Instructions to follow
Reproduce each line of the listing exactly.
○ ○ ○ ○
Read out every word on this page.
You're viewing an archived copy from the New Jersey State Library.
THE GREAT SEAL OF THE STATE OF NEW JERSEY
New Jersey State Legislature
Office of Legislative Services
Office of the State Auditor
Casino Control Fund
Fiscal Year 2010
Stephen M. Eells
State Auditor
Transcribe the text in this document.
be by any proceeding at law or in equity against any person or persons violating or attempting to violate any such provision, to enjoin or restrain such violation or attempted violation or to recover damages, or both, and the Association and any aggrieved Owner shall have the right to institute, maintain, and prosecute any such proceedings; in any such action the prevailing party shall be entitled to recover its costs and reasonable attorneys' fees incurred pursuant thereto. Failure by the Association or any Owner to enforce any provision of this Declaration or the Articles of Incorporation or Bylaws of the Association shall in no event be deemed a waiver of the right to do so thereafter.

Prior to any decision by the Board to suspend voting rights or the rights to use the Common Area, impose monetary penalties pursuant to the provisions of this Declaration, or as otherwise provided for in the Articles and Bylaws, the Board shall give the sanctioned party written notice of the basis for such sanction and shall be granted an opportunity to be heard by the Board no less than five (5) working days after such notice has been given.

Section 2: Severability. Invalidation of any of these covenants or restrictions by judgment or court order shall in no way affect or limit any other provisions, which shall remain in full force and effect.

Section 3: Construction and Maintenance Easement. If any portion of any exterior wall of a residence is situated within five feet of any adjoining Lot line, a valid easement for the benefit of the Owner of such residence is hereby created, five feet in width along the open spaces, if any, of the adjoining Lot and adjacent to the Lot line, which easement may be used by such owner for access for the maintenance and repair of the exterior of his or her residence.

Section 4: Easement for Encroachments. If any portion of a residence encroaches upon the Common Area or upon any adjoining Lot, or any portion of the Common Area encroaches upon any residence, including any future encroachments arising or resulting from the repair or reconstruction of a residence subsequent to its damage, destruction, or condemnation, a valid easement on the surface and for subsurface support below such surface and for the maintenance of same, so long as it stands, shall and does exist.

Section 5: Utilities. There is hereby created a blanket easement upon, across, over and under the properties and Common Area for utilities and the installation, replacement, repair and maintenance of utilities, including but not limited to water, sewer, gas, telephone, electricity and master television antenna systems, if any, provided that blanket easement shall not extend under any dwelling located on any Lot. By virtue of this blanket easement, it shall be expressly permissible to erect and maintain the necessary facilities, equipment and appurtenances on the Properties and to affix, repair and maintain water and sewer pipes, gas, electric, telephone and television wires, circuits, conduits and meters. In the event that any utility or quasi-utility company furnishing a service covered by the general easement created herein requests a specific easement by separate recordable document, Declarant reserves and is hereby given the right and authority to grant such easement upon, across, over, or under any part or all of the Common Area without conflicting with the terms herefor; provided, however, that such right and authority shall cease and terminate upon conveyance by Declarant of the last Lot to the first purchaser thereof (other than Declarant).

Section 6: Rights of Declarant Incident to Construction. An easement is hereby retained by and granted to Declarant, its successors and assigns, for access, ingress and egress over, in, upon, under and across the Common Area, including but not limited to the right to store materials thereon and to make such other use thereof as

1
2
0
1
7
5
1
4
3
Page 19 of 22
○ ○ ○ ○
Answer to this problem
Read out every word on this page.
You're viewing an archived copy from the New Jersey State Library.
THE GREAT SEAL OF THE STATE OF NEW JERSEY
New Jersey State Legislature
Office of Legislative Services
Office of the State Auditor
Casino Control Fund
Fiscal Year 2010
Stephen M. Eells
State Auditor
Transcribe the text in this document.
be by any proceeding at law or in equity against any person or persons violating or attempting to violate any such provision, to enjoin or restrain such violation or attempted violation or to recover damages, or both, and the Association and any aggrieved Owner shall have the right to institute, maintain, and prosecute any such proceedings; in any such action the prevailing party shall be entitled to recover its costs and reasonable attorneys' fees incurred pursuant thereto. Failure by the Association or any Owner to enforce any provision of this Declaration or the Articles of Incorporation or Bylaws of the Association shall in no event be deemed a waiver of the right to do so thereafter.

Prior to any decision by the Board to suspend voting rights or the rights to use the Common Area, impose monetary penalties pursuant to the provisions of this Declaration, or as otherwise provided for in the Articles and Bylaws, the Board shall give the sanctioned party written notice of the basis for such sanction and shall be granted an opportunity to be heard by the Board no less than five (5) working days after such notice has been given.

Section 2: Severability. Invalidation of any of these covenants or restrictions by judgment or court order shall in no way affect or limit any other provisions, which shall remain in full force and effect.

Section 3: Construction and Maintenance Easement. If any portion of any exterior wall of a residence is situated within five feet of any adjoining Lot line, a valid easement for the benefit of the Owner of such residence is hereby created, five feet in width along the open spaces, if any, of the adjoining Lot and adjacent to the Lot line, which easement may be used by such owner for access for the maintenance and repair of the exterior of his or her residence.

Section 4: Easement for Encroachments. If any portion of a residence encroaches upon the Common Area or upon any adjoining Lot, or any portion of the Common Area encroaches upon any residence, including any future encroachments arising or resulting from the repair or reconstruction of a residence subsequent to its damage, destruction, or condemnation, a valid easement on the surface and for subsurface support below such surface and for the maintenance of same, so long as it stands, shall and does exist.

Section 5: Utilities. There is hereby created a blanket easement upon, across, over and under the properties and Common Area for utilities and the installation, replacement, repair and maintenance of utilities, including but not limited to water, sewer, gas, telephone, electricity and master television antenna systems, if any, provided that blanket easement shall not extend under any dwelling located on any Lot. By virtue of this blanket easement, it shall be expressly permissible to erect and maintain the necessary facilities, equipment and appurtenances on the Properties and to affix, repair and maintain water and sewer pipes, gas, electric, telephone and television wires, circuits, conduits and meters. In the event that any utility or quasi-utility company furnishing a service covered by the general easement created herein requests a specific easement by separate recordable document, Declarant reserves and is hereby given the right and authority to grant such easement upon, across, over, or under any part or all of the Common Area without conflicting with the terms herefor; provided, however, that such right and authority shall cease and terminate upon conveyance by Declarant of the last Lot to the first purchaser thereof (other than Declarant).

Section 6: Rights of Declarant Incident to Construction. An easement is hereby retained by and granted to Declarant, its successors and assigns, for access, ingress and egress over, in, upon, under and across the Common Area, including but not limited to the right to store materials thereon and to make such other use thereof as

1
2
0
1
7
5
1
4
3
Page 19 of 22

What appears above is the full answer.